● **本文抜粋**
%%

マーケティング・PR畑で働いて早20年を超える。そんな僕が、最近、立て続けにカルチャーショックを体験をしてしまった。まず、プロジェクトベースで契約している日本のクライアントの店のグランドオープニングイベントの企画をしていたときのことだ。企画にかかわったほぼすべてのロコたちが、僕が送った簡潔かつ極めて重要なEメールに1週間経っても返信してくれず、追いかけ回さなければならないハメになったのだ。“ハワイアンタイム”の本当の意味を身に染みて知らされた。
イライラしながら僕は、自分がいかに時間絶対厳守が当たり前の国の人たちと仕事をすることに慣れてしまい、ローカルの人たちと働くことがどういうものなのかということをすっかり忘れていたことを悟った。皮肉なのは、ロコボーイの僕が、自分と同じロコたちの呆れ返るほどスローなペースにカルチャーショックを受けたということだ。また別の日には、日本人の知り合いを見送る際、僕は妻まで巻き添えにして、彼らが乗ったタクシーが見えなくなるまでその場にじっと立って手を振った。タイミング悪く信号が赤に変わってしまい車は停止。僕らはきまり悪さを隠しながら、青信号を待つ間もひたすら手を振り続けた。そうだ確かに僕はロコよりも日本人になってしまっている。

%%

● **問題**
上にあるハワイでのカルチャーショックの文章を、最後の一文のあとから引き継いで書いてください。

● **行一覧**

%%

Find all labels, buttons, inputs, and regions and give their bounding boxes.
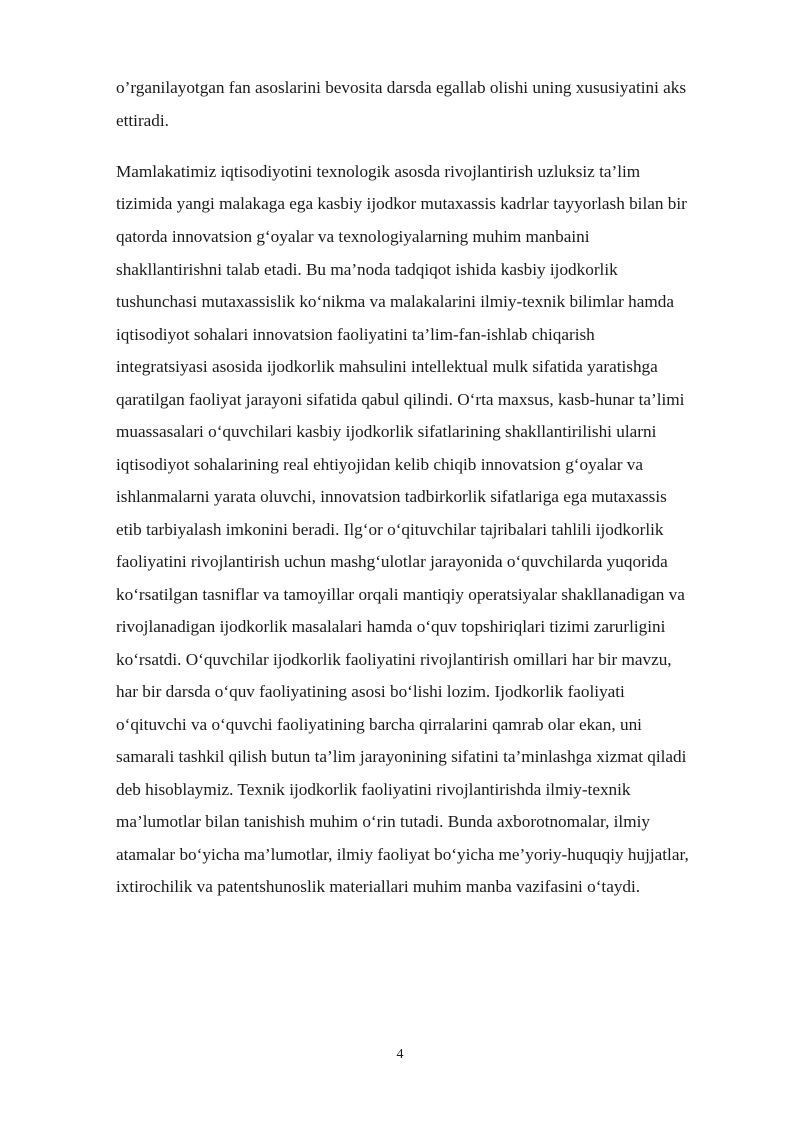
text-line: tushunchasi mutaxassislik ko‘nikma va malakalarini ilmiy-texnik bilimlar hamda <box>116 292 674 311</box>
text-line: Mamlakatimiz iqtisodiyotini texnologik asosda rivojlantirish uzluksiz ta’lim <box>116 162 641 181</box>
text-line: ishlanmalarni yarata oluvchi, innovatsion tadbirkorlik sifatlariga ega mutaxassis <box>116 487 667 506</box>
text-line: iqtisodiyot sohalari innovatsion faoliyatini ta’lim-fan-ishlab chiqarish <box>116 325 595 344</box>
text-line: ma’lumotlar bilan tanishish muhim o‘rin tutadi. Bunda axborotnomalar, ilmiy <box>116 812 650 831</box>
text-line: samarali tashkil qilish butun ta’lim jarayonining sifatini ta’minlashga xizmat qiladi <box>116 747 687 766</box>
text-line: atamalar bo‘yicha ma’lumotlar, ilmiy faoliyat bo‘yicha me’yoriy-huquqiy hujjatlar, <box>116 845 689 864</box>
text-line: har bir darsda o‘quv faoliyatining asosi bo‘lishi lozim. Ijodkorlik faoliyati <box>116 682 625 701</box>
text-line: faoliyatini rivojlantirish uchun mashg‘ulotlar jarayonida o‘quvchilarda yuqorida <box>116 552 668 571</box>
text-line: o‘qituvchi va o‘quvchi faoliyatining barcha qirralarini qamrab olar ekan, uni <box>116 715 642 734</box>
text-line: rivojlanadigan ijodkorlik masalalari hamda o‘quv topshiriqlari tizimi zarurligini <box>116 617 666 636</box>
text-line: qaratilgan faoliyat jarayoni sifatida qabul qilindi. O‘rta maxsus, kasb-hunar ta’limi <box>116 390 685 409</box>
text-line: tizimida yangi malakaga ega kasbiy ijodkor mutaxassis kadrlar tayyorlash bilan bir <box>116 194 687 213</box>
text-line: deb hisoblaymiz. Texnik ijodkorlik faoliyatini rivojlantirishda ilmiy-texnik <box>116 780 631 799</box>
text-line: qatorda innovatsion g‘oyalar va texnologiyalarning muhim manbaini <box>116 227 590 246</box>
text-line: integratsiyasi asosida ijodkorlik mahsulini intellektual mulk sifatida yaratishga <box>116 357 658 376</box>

%%

● **最終結果**
最近、地元の酒場『リサズ・ハウス』に行ったのだが、ここでもカルチャーショックを受けてしまった。店内は“ロコの中のロコ”みたいな客たちで賑わい、なんか随分場違いなところに来てしまったようで気が引けた。折りたたみ式のテーブルと椅子が置かれただだっ広いスペースは、パーティ会場をにわか仕立てでバーにしたみたいに見える。そして、電子ダーツボードとビリヤード台のまわりには、ビルヤード場やゲームセンター以外にも未だ存在していたとはまったく知らなかったサブカル系の人たちがたむろしていた。
さてメニューはというと、これが一瞬圧倒されるほど豊富な品揃えなのだ。ロコ御用達の店だけあって、値段のわりにボリュームも結構ある。シェアして楽しむププスタイルが主流で、たとえば、ハワイアンスタイル、スパイシーコリアンアヒ、豆腐などぜんぶで6種類揃ったポケや、ポケ天ぷら、ガーリックバタークラム、シーフードスタッフドサーモン、新鮮なアヒのお刺身などのシーフード料理が並ぶ。
肉食系には、ディープフライドポークチョップ、ジンジャーペストステーキ、キムチステーキ(キムチを塗って焼き上げたステーキ)。2タイプのバッファローウィング、スパイシーコリアンチキンウィング、クリスピージンジャーペストウィング、スイート&スモーキーウィング、ランチフライドウィング、ガーリックパルメザンウィング、スパイシークリスピーウィングの計8種類揃ったフライドチキンは、あまりの選択肢の多さに迷ってしまう。ププスには、ホットクラブ&クラムディップ、テイタートッツケソナチョス、バーベキュービーフとフライドヌードルのコンボプレート、チージーガーリックブレッド、ガーリッキーな唐辛子と胡麻油和え枝豆、生姜の冷奴、ベジタブルプラッター、ポータベラマッシュルームフライ、2・3種類のフレンチフライなどもある。スペシャルメニューは、プレフショートリブ、ポークチョップロコモコ、ダブルスタックキムチテリバーガー、グリルドカルビプレート、グリルドガーリックアヒだったが、内容はときどき変わるらしい。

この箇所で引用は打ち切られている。